__Objective__
Copy out the rows below, from the row with "height-tick-label: 8 xyxy=(798,207,805,222)" up to and including the row with "cell-10-level-1 xyxy=(457,572,464,587)".

__Raw data__

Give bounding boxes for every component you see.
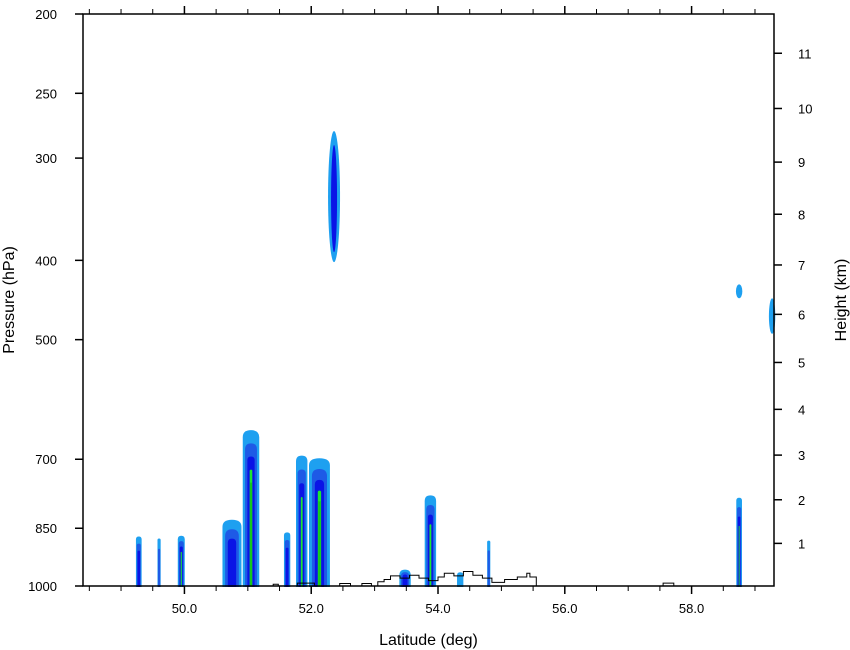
height-tick-label: 8 xyxy=(798,207,805,222)
height-tick-label: 2 xyxy=(798,493,805,508)
cell-2-level-4 xyxy=(180,551,182,587)
cell-4-level-5 xyxy=(250,481,252,587)
upper-feature-0 xyxy=(328,131,341,263)
cell-0-level-3 xyxy=(137,550,141,587)
height-tick-label: 1 xyxy=(798,536,805,551)
pressure-tick-label: 1000 xyxy=(28,579,57,594)
cell-7-level-5 xyxy=(318,500,321,587)
cell-10-level-1 xyxy=(457,572,464,587)
cell-6-level-4 xyxy=(300,497,303,587)
cross-section-chart: 50.0 52.0 54.0 56.0 58.0 200 250 300 400 500 700 8… xyxy=(1,6,850,649)
pressure-tick-label: 250 xyxy=(35,86,57,101)
x-tick-label: 52.0 xyxy=(299,601,324,616)
upper-feature-0-inner xyxy=(331,145,338,253)
height-tick-label: 10 xyxy=(798,101,812,116)
x-tick-label: 56.0 xyxy=(552,601,577,616)
x-tick-label: 50.0 xyxy=(172,601,197,616)
height-tick-label: 6 xyxy=(798,307,805,322)
cell-3 xyxy=(222,519,242,587)
pressure-tick-label: 400 xyxy=(35,253,57,268)
height-tick-label: 4 xyxy=(798,402,805,417)
cell-12-level-4 xyxy=(738,525,740,587)
cell-11-level-2 xyxy=(487,550,490,587)
upper-feature-1-outer xyxy=(735,284,743,299)
height-axis: 1 2 3 4 5 6 7 8 9 10 11 xyxy=(774,46,812,551)
x-axis-title: Latitude (deg) xyxy=(379,632,478,649)
height-axis-title: Height (km) xyxy=(833,259,850,342)
cell-9-level-4 xyxy=(429,524,432,587)
cell-5 xyxy=(283,532,291,587)
cell-6 xyxy=(296,455,308,587)
cell-0 xyxy=(135,536,142,587)
pressure-tick-label: 500 xyxy=(35,333,57,348)
height-tick-label: 7 xyxy=(798,258,805,273)
upper-feature-1 xyxy=(735,284,743,299)
cell-10 xyxy=(457,572,464,587)
x-tick-label: 54.0 xyxy=(425,601,450,616)
pressure-axis-title: Pressure (hPa) xyxy=(1,246,18,354)
pressure-tick-label: 300 xyxy=(35,151,57,166)
cell-1-level-2 xyxy=(157,548,161,587)
pressure-tick-label: 850 xyxy=(35,521,57,536)
pressure-tick-label: 700 xyxy=(35,452,57,467)
height-tick-label: 3 xyxy=(798,448,805,463)
cell-3-level-3 xyxy=(227,538,237,587)
height-tick-label: 9 xyxy=(798,155,805,170)
x-tick-label: 58.0 xyxy=(679,601,704,616)
pressure-axis: 200 250 300 400 500 700 850 1000 xyxy=(28,7,83,594)
contour-fields xyxy=(135,131,776,587)
height-tick-label: 5 xyxy=(798,355,805,370)
cell-9 xyxy=(424,495,437,587)
cell-8-level-3 xyxy=(402,574,408,587)
x-axis: 50.0 52.0 54.0 56.0 58.0 xyxy=(88,6,756,616)
cell-12 xyxy=(736,497,742,587)
cell-1 xyxy=(157,538,161,587)
cell-7 xyxy=(309,458,330,587)
pressure-tick-label: 200 xyxy=(35,7,57,22)
cell-5-level-3 xyxy=(285,547,289,587)
cell-11 xyxy=(487,540,491,587)
cell-4 xyxy=(242,430,260,587)
height-tick-label: 11 xyxy=(798,46,812,61)
cell-2 xyxy=(177,535,185,587)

__Complete output__
height-tick-label: 8 xyxy=(798,207,805,222)
height-tick-label: 2 xyxy=(798,493,805,508)
cell-2-level-4 xyxy=(180,551,182,587)
cell-4-level-5 xyxy=(250,481,252,587)
upper-feature-0 xyxy=(328,131,341,263)
cell-0-level-3 xyxy=(137,550,141,587)
height-tick-label: 1 xyxy=(798,536,805,551)
pressure-tick-label: 1000 xyxy=(28,579,57,594)
cell-7-level-5 xyxy=(318,500,321,587)
cell-10-level-1 xyxy=(457,572,464,587)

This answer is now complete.